[Entries with figure data]
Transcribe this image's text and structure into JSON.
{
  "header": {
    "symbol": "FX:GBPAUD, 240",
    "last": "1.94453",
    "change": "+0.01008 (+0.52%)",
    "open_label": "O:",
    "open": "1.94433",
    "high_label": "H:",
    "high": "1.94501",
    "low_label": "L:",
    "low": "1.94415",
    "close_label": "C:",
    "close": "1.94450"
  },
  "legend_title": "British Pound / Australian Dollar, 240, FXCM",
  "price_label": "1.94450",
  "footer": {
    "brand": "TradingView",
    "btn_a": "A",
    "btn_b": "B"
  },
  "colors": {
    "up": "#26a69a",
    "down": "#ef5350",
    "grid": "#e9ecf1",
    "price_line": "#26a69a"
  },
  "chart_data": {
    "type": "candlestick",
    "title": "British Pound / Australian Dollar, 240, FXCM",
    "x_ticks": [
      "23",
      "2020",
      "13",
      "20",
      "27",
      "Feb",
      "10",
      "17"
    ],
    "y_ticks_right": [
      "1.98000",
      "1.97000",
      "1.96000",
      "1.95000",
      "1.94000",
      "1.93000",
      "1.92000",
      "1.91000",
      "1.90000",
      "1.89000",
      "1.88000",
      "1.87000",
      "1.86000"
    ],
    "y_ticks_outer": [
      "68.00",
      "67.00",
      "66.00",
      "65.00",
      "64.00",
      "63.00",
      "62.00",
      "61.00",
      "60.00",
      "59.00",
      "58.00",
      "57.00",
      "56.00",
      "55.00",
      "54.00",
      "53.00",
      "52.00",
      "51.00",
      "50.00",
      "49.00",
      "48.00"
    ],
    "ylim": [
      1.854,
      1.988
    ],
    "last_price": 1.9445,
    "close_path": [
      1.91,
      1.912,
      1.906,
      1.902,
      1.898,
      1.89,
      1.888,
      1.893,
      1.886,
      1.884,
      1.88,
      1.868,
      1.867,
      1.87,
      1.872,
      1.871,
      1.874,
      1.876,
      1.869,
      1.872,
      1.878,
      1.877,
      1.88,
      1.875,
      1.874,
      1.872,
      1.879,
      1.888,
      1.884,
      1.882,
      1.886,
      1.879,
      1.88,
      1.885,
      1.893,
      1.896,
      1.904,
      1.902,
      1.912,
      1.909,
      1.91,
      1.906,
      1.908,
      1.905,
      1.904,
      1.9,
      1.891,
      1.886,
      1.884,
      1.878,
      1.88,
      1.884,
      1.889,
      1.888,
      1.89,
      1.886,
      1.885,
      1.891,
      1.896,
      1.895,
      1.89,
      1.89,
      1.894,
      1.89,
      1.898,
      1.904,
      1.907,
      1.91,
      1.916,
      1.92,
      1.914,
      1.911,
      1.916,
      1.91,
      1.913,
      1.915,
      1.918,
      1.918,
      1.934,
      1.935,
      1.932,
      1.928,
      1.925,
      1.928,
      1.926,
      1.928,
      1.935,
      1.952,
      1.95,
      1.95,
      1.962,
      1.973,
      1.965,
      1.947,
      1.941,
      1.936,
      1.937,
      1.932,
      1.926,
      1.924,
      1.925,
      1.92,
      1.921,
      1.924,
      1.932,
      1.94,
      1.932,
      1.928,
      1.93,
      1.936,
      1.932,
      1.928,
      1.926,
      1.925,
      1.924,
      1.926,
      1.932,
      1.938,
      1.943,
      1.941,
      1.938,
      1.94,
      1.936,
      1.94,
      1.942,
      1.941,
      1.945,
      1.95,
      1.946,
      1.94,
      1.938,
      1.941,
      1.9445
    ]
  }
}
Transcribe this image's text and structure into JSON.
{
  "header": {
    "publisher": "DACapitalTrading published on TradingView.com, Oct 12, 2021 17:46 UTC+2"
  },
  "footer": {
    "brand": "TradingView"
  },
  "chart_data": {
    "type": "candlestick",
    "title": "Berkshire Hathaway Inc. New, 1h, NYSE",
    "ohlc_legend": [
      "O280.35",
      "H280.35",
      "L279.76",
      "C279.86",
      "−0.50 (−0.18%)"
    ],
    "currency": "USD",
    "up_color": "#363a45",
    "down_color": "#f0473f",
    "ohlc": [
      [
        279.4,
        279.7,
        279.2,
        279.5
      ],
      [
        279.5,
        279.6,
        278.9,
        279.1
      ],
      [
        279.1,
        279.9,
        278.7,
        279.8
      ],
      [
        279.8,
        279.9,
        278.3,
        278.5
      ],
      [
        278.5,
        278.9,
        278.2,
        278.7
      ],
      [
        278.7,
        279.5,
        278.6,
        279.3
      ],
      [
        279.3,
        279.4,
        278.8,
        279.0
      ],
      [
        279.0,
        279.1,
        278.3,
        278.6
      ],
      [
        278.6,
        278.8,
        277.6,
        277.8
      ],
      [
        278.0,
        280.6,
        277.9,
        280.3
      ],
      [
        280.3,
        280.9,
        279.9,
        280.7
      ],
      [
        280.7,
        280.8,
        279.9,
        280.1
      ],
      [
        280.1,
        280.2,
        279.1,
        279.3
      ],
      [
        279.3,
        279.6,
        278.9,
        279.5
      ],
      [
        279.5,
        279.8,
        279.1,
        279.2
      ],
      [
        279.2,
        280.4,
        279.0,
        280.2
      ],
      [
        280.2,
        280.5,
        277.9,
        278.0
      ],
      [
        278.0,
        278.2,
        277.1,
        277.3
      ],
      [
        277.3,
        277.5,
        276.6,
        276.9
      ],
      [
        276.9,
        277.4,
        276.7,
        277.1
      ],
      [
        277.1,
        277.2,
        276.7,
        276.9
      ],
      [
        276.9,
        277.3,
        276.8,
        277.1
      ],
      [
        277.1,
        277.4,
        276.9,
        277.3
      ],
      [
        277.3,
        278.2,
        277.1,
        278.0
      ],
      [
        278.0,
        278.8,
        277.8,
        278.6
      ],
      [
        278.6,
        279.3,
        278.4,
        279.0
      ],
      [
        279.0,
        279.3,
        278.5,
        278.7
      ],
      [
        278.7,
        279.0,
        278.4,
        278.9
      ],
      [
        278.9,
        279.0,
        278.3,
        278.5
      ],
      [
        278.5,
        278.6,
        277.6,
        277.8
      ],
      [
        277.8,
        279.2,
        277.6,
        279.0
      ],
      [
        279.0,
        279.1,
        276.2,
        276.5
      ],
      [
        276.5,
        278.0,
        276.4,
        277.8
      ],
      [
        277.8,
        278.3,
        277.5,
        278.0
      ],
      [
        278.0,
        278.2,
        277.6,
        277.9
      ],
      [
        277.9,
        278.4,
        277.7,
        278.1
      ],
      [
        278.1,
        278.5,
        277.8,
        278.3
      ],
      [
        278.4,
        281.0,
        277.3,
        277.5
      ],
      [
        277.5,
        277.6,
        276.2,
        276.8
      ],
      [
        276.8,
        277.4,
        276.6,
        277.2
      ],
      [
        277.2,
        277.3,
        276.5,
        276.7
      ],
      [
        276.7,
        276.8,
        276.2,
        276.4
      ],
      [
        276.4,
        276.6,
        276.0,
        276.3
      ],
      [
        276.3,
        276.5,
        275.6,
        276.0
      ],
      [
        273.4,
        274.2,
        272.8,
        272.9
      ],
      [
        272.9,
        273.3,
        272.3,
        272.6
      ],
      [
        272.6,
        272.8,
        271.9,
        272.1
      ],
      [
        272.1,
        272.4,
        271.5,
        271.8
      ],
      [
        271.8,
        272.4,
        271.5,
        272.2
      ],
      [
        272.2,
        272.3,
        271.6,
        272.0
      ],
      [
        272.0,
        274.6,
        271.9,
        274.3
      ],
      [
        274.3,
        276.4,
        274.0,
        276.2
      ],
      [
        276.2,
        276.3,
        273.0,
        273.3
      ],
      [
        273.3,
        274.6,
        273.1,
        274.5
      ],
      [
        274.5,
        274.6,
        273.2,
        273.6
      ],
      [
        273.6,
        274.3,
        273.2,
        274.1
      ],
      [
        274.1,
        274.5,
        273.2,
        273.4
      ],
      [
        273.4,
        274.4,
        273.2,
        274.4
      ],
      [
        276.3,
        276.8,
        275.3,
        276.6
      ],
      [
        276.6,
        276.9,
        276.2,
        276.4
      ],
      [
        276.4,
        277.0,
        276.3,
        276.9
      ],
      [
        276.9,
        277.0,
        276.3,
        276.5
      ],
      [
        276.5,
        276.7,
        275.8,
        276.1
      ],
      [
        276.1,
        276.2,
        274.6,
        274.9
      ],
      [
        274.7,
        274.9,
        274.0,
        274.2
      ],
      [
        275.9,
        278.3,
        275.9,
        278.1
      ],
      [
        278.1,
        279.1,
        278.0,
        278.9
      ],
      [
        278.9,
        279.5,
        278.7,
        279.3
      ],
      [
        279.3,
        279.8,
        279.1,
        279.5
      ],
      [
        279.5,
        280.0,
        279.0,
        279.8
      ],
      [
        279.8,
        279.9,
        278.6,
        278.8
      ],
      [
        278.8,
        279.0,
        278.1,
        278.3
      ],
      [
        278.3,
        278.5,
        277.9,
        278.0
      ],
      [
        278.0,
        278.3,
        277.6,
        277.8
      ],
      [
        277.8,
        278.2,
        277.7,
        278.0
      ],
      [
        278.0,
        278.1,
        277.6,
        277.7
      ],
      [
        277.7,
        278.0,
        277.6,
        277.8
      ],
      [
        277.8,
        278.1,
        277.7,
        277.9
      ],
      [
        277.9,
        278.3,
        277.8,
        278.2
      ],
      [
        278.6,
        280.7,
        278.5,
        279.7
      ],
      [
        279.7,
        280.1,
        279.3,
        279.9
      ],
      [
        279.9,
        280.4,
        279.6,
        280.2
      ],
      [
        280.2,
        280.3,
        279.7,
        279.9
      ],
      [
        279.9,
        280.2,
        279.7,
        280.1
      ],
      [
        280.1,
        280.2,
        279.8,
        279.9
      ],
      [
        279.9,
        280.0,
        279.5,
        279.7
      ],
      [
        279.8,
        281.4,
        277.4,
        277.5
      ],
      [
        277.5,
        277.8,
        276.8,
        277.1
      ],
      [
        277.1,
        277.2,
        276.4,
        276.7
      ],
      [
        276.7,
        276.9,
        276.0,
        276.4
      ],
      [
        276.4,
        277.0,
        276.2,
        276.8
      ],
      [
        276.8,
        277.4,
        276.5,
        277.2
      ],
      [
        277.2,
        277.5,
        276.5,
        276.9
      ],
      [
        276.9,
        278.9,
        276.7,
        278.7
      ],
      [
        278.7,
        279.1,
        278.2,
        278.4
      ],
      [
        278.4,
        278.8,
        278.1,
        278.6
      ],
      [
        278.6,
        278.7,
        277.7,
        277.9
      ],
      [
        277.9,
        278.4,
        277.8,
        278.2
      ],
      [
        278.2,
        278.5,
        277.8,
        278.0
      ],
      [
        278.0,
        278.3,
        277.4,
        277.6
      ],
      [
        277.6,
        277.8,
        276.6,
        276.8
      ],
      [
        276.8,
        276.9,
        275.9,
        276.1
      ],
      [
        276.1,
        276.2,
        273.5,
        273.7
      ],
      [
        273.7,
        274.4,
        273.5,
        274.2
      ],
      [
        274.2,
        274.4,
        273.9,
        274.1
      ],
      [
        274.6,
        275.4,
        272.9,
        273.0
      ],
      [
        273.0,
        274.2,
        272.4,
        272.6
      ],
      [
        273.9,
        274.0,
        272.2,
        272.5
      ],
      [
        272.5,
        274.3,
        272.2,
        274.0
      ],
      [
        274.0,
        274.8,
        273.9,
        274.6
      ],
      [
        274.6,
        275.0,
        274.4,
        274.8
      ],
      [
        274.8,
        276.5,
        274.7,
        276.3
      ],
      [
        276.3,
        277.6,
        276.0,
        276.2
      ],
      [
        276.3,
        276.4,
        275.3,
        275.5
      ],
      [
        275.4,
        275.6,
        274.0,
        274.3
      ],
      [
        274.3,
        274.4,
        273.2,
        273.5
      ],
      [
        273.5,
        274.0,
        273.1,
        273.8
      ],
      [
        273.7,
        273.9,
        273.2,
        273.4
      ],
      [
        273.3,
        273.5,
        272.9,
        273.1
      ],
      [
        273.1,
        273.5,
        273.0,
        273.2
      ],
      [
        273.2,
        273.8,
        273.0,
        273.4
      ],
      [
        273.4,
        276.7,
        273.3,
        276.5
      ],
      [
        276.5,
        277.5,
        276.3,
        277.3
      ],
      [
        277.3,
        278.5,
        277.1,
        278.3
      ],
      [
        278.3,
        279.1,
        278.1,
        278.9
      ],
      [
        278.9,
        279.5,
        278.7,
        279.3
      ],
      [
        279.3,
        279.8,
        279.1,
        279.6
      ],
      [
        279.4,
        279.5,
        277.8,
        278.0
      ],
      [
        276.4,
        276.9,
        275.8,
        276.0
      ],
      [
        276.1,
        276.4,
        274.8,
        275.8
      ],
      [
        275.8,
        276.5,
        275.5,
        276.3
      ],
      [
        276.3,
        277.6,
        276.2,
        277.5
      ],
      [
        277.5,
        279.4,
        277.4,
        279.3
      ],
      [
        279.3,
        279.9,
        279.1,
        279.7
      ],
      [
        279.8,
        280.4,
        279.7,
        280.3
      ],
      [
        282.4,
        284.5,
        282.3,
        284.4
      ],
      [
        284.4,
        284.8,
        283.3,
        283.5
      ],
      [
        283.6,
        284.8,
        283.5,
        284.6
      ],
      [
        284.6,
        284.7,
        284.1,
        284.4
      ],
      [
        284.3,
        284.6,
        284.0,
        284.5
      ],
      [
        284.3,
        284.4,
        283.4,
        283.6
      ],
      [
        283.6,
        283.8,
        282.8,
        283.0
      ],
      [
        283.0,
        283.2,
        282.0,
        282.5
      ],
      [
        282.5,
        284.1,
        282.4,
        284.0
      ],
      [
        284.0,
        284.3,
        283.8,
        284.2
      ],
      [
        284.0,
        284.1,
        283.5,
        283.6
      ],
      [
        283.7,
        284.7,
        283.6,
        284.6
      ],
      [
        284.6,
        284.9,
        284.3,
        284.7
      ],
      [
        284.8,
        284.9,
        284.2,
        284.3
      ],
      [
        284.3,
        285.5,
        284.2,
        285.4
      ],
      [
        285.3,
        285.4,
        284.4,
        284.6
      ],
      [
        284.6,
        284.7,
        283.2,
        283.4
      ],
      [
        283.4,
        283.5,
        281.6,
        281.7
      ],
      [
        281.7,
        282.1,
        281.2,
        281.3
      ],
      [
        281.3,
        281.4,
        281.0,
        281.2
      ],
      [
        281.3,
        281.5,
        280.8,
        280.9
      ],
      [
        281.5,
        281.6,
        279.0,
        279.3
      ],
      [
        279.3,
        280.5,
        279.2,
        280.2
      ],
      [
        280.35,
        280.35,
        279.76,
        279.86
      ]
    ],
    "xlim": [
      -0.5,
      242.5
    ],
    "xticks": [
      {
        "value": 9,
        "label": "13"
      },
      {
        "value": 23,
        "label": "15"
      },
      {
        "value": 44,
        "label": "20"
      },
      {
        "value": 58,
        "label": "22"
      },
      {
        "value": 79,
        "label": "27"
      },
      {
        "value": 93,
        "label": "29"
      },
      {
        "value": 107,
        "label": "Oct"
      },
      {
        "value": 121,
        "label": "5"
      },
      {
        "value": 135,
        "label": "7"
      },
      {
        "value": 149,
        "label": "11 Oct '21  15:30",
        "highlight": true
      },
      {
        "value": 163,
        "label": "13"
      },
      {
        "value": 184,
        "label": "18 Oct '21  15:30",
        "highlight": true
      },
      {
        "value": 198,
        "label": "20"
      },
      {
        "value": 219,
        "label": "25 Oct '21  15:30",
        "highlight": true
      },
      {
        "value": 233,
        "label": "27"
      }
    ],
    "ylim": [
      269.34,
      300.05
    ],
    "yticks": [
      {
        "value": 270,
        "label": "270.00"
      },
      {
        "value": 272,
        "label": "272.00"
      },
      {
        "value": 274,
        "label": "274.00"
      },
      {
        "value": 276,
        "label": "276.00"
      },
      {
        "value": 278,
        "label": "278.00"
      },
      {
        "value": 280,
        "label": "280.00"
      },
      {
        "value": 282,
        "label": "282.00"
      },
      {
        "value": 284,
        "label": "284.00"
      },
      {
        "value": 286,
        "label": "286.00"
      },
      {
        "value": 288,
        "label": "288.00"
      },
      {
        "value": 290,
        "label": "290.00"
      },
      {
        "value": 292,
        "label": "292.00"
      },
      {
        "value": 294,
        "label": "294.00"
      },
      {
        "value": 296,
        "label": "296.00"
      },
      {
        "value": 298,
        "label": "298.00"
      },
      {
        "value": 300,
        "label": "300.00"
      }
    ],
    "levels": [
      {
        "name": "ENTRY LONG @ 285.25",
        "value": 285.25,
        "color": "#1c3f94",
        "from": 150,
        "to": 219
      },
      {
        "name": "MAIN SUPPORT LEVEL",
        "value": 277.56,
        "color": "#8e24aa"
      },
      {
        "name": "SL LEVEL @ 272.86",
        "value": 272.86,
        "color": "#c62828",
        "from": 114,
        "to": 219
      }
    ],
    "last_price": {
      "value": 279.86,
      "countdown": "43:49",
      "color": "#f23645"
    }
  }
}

• **WHAT IS REQUIRED**: Find every line in the records that contains the word "FXCM"; copy those lines.

• **FULL OUTPUT**:
  "legend_title": "British Pound / Australian Dollar, 240, FXCM",
    "title": "British Pound / Australian Dollar, 240, FXCM",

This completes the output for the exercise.